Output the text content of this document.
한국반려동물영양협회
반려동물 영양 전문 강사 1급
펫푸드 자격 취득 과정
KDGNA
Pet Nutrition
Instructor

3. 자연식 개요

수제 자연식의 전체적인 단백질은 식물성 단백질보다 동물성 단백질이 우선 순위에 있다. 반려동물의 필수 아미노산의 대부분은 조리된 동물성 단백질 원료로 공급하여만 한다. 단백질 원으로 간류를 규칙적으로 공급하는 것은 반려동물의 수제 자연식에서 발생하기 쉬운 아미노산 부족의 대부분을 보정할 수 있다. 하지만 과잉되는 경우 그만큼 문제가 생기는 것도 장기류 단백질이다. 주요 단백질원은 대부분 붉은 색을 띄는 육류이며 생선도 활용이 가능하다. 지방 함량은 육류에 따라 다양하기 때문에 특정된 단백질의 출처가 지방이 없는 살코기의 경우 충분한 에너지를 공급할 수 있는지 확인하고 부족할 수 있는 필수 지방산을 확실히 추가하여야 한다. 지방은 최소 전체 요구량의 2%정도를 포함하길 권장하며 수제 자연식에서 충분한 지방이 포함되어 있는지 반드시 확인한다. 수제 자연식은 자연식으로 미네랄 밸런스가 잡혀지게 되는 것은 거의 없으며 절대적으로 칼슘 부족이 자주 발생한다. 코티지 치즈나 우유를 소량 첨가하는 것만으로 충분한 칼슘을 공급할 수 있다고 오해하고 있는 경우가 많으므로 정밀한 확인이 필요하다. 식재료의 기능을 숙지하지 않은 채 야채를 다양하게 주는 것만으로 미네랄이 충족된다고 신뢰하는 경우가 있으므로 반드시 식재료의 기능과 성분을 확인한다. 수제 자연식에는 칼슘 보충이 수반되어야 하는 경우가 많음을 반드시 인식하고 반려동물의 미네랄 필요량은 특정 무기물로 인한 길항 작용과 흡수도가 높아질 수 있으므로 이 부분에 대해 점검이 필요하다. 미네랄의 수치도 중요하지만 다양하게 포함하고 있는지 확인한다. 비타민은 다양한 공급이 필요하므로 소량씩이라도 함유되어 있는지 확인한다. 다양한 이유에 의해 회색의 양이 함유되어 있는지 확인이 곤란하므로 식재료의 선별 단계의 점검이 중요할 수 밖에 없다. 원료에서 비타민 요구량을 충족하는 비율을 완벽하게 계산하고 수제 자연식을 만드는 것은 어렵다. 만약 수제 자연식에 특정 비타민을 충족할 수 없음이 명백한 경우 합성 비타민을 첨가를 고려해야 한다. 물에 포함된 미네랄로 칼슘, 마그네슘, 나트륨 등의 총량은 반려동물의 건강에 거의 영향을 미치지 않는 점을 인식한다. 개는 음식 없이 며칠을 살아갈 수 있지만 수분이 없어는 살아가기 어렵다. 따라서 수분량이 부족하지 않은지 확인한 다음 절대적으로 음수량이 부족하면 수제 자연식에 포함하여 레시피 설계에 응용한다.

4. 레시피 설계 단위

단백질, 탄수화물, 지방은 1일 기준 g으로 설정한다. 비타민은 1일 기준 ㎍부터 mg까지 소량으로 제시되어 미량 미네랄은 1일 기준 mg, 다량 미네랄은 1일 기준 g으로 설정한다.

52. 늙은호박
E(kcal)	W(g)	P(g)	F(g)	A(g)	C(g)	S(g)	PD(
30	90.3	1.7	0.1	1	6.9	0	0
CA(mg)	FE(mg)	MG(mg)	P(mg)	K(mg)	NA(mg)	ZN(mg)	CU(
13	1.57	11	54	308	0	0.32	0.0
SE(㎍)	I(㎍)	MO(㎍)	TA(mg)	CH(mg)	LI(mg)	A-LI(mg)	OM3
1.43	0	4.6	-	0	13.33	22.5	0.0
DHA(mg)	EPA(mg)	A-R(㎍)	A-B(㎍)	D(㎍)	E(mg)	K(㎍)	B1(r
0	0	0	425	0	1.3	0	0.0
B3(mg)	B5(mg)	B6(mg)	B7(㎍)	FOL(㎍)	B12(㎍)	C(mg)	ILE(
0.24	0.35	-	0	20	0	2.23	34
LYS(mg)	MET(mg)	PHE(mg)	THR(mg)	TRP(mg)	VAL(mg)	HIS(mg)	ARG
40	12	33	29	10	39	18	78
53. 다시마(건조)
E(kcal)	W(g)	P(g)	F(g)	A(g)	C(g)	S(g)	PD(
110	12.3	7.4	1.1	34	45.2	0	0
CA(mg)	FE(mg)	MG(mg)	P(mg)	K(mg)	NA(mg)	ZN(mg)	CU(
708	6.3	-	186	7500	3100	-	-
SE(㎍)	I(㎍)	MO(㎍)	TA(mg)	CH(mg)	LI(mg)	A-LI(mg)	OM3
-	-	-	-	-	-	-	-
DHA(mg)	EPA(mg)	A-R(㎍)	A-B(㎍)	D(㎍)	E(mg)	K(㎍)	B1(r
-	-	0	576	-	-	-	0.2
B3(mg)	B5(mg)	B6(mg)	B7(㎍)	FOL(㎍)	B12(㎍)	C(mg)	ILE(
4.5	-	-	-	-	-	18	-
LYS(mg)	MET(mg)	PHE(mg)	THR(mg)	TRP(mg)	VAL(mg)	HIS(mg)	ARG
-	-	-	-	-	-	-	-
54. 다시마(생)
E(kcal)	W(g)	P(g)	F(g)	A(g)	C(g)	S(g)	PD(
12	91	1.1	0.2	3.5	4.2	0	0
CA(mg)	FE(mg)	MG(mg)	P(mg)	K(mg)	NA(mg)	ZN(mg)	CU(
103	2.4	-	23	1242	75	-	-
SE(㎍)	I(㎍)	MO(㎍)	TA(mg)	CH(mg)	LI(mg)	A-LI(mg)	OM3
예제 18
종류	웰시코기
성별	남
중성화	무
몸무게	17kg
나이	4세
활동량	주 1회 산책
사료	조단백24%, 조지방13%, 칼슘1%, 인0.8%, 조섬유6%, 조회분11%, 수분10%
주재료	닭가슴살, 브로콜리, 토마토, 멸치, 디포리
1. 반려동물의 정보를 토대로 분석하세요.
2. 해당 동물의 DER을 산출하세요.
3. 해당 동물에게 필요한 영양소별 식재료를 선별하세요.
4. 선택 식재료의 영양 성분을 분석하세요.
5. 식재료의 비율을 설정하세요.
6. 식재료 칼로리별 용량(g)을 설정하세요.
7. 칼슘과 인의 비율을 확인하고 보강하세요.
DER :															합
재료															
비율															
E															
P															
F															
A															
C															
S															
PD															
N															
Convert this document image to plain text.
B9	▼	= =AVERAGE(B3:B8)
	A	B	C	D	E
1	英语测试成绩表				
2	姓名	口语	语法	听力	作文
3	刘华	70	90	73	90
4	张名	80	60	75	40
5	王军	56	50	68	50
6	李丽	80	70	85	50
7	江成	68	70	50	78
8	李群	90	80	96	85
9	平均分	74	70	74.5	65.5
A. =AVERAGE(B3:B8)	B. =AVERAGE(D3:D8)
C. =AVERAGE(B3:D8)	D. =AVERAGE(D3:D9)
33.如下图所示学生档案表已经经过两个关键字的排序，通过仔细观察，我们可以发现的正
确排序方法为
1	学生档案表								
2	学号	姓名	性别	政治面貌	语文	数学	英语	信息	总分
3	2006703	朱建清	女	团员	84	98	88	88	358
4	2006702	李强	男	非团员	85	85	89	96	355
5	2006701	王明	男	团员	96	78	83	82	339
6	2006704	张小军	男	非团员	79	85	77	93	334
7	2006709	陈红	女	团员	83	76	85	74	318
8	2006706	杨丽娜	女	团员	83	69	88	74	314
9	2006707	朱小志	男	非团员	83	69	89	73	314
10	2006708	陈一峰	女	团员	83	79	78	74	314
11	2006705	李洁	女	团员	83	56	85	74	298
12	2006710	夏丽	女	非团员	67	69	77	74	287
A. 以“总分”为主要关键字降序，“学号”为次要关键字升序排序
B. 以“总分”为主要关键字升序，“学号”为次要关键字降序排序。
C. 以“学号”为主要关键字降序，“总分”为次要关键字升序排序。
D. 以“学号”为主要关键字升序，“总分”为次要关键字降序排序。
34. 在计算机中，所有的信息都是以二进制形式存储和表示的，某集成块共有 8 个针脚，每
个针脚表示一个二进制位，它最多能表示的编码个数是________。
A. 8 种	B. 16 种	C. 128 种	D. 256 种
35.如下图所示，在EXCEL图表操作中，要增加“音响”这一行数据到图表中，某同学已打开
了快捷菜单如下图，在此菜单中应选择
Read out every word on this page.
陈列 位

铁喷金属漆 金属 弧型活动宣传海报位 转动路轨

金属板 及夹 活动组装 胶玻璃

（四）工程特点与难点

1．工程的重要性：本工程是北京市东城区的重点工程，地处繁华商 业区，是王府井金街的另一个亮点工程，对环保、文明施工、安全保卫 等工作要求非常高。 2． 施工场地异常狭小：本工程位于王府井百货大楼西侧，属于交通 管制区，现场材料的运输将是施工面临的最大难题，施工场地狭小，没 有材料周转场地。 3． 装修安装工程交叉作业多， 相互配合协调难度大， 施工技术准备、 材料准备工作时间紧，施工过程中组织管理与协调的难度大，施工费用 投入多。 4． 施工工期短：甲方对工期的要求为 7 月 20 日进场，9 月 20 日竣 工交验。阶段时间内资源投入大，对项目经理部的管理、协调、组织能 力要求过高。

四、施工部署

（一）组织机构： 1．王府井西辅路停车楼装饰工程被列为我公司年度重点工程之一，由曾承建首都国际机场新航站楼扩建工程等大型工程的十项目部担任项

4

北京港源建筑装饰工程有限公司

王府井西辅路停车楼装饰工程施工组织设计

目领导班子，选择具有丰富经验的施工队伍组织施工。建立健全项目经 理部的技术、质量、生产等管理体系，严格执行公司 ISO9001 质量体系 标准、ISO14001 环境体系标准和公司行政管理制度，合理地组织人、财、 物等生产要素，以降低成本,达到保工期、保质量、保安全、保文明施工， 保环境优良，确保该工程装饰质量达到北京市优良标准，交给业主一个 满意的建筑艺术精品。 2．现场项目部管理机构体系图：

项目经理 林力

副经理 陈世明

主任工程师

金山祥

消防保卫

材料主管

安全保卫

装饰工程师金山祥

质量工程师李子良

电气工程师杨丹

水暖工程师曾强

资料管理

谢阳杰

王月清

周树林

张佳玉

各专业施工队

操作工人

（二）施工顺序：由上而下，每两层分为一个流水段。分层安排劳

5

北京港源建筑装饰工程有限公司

▶ **TASK DIRECTIONS**
Your answer should be a single number: the count of lines in the entries that contain the word "AVERAGE".

▶ **COMPLETED TASK**
3